Give back the full material, exactly as it reads.

* _TASK INPUTS_
----------
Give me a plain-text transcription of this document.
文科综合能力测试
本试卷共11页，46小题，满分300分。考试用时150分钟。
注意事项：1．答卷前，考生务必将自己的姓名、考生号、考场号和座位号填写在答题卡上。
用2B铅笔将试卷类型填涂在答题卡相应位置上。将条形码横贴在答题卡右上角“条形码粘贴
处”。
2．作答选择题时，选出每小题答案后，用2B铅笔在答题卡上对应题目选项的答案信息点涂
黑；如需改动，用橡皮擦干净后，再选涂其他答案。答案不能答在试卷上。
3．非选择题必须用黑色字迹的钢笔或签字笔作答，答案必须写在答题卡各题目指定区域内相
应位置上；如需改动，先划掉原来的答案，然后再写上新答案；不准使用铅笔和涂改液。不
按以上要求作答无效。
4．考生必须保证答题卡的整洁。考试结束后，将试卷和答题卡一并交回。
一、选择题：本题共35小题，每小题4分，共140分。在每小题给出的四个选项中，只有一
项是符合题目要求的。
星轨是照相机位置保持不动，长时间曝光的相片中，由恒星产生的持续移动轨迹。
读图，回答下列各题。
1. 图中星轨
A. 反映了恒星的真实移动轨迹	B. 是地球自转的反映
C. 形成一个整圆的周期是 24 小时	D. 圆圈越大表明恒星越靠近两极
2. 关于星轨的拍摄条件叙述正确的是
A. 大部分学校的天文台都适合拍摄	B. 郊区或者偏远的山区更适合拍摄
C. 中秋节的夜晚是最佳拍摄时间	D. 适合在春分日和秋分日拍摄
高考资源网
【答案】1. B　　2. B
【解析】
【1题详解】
----------
* _FINISHED ANSWER_
Give me a plain-text transcription of this document.
文科综合能力测试
本试卷共11页，46小题，满分300分。考试用时150分钟。
注意事项：1．答卷前，考生务必将自己的姓名、考生号、考场号和座位号填写在答题卡上。
用2B铅笔将试卷类型填涂在答题卡相应位置上。将条形码横贴在答题卡右上角“条形码粘贴
处”。
2．作答选择题时，选出每小题答案后，用2B铅笔在答题卡上对应题目选项的答案信息点涂
黑；如需改动，用橡皮擦干净后，再选涂其他答案。答案不能答在试卷上。
3．非选择题必须用黑色字迹的钢笔或签字笔作答，答案必须写在答题卡各题目指定区域内相
应位置上；如需改动，先划掉原来的答案，然后再写上新答案；不准使用铅笔和涂改液。不
按以上要求作答无效。
4．考生必须保证答题卡的整洁。考试结束后，将试卷和答题卡一并交回。
一、选择题：本题共35小题，每小题4分，共140分。在每小题给出的四个选项中，只有一
项是符合题目要求的。
星轨是照相机位置保持不动，长时间曝光的相片中，由恒星产生的持续移动轨迹。
读图，回答下列各题。
1. 图中星轨
A. 反映了恒星的真实移动轨迹	B. 是地球自转的反映
C. 形成一个整圆的周期是 24 小时	D. 圆圈越大表明恒星越靠近两极
2. 关于星轨的拍摄条件叙述正确的是
A. 大部分学校的天文台都适合拍摄	B. 郊区或者偏远的山区更适合拍摄
C. 中秋节的夜晚是最佳拍摄时间	D. 适合在春分日和秋分日拍摄
高考资源网
【答案】1. B　　2. B
【解析】
【1题详解】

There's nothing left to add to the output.